* Exercise details
Your task is to quote the material that follows, in full and exactly.

## BEGIN Supplied material

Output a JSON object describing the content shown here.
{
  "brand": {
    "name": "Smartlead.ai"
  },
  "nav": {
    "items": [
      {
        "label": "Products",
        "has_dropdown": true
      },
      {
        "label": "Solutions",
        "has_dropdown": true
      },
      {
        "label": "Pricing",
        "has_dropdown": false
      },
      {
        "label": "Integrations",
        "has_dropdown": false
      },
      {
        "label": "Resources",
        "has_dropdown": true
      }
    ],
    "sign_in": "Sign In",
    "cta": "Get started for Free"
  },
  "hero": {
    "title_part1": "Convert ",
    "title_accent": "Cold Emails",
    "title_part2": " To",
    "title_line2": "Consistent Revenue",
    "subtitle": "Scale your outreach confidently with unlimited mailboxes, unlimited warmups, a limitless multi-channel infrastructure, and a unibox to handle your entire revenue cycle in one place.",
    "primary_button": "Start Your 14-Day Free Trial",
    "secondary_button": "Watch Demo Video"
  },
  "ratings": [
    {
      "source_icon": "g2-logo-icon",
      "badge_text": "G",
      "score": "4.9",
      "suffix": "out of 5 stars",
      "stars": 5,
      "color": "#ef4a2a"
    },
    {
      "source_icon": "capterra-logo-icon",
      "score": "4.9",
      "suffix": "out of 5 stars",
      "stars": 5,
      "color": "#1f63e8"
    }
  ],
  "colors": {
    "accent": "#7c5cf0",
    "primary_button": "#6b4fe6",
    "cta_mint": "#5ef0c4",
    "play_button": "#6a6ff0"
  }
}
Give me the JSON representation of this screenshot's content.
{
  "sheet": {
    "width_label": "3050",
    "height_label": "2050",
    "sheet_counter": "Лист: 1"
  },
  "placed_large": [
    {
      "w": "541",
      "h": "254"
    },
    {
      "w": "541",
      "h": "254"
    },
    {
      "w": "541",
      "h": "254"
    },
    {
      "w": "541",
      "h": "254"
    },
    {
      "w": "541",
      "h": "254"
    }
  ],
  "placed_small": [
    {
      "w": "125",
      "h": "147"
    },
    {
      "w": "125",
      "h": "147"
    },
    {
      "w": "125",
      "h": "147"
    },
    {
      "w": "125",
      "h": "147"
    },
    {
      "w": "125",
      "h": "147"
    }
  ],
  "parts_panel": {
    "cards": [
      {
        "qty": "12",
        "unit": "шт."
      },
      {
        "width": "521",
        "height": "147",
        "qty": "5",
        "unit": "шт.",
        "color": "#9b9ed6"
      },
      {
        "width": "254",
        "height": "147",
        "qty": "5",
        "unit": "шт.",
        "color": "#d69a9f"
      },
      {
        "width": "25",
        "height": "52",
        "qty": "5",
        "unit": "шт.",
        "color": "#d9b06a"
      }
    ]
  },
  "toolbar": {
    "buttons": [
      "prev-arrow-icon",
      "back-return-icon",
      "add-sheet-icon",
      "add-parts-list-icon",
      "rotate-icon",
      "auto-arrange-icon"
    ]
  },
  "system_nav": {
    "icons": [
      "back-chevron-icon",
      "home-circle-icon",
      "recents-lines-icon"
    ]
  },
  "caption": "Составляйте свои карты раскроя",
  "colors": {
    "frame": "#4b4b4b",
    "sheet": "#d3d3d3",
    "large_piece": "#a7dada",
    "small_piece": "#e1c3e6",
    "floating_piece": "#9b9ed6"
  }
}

## END Supplied material

* Solution to this exercise
Output a JSON object describing the content shown here.
{
  "brand": {
    "name": "Smartlead.ai"
  },
  "nav": {
    "items": [
      {
        "label": "Products",
        "has_dropdown": true
      },
      {
        "label": "Solutions",
        "has_dropdown": true
      },
      {
        "label": "Pricing",
        "has_dropdown": false
      },
      {
        "label": "Integrations",
        "has_dropdown": false
      },
      {
        "label": "Resources",
        "has_dropdown": true
      }
    ],
    "sign_in": "Sign In",
    "cta": "Get started for Free"
  },
  "hero": {
    "title_part1": "Convert ",
    "title_accent": "Cold Emails",
    "title_part2": " To",
    "title_line2": "Consistent Revenue",
    "subtitle": "Scale your outreach confidently with unlimited mailboxes, unlimited warmups, a limitless multi-channel infrastructure, and a unibox to handle your entire revenue cycle in one place.",
    "primary_button": "Start Your 14-Day Free Trial",
    "secondary_button": "Watch Demo Video"
  },
  "ratings": [
    {
      "source_icon": "g2-logo-icon",
      "badge_text": "G",
      "score": "4.9",
      "suffix": "out of 5 stars",
      "stars": 5,
      "color": "#ef4a2a"
    },
    {
      "source_icon": "capterra-logo-icon",
      "score": "4.9",
      "suffix": "out of 5 stars",
      "stars": 5,
      "color": "#1f63e8"
    }
  ],
  "colors": {
    "accent": "#7c5cf0",
    "primary_button": "#6b4fe6",
    "cta_mint": "#5ef0c4",
    "play_button": "#6a6ff0"
  }
}
Give me the JSON representation of this screenshot's content.
{
  "sheet": {
    "width_label": "3050",
    "height_label": "2050",
    "sheet_counter": "Лист: 1"
  },
  "placed_large": [
    {
      "w": "541",
      "h": "254"
    },
    {
      "w": "541",
      "h": "254"
    },
    {
      "w": "541",
      "h": "254"
    },
    {
      "w": "541",
      "h": "254"
    },
    {
      "w": "541",
      "h": "254"
    }
  ],
  "placed_small": [
    {
      "w": "125",
      "h": "147"
    },
    {
      "w": "125",
      "h": "147"
    },
    {
      "w": "125",
      "h": "147"
    },
    {
      "w": "125",
      "h": "147"
    },
    {
      "w": "125",
      "h": "147"
    }
  ],
  "parts_panel": {
    "cards": [
      {
        "qty": "12",
        "unit": "шт."
      },
      {
        "width": "521",
        "height": "147",
        "qty": "5",
        "unit": "шт.",
        "color": "#9b9ed6"
      },
      {
        "width": "254",
        "height": "147",
        "qty": "5",
        "unit": "шт.",
        "color": "#d69a9f"
      },
      {
        "width": "25",
        "height": "52",
        "qty": "5",
        "unit": "шт.",
        "color": "#d9b06a"
      }
    ]
  },
  "toolbar": {
    "buttons": [
      "prev-arrow-icon",
      "back-return-icon",
      "add-sheet-icon",
      "add-parts-list-icon",
      "rotate-icon",
      "auto-arrange-icon"
    ]
  },
  "system_nav": {
    "icons": [
      "back-chevron-icon",
      "home-circle-icon",
      "recents-lines-icon"
    ]
  },
  "caption": "Составляйте свои карты раскроя",
  "colors": {
    "frame": "#4b4b4b",
    "sheet": "#d3d3d3",
    "large_piece": "#a7dada",
    "small_piece": "#e1c3e6",
    "floating_piece": "#9b9ed6"
  }
}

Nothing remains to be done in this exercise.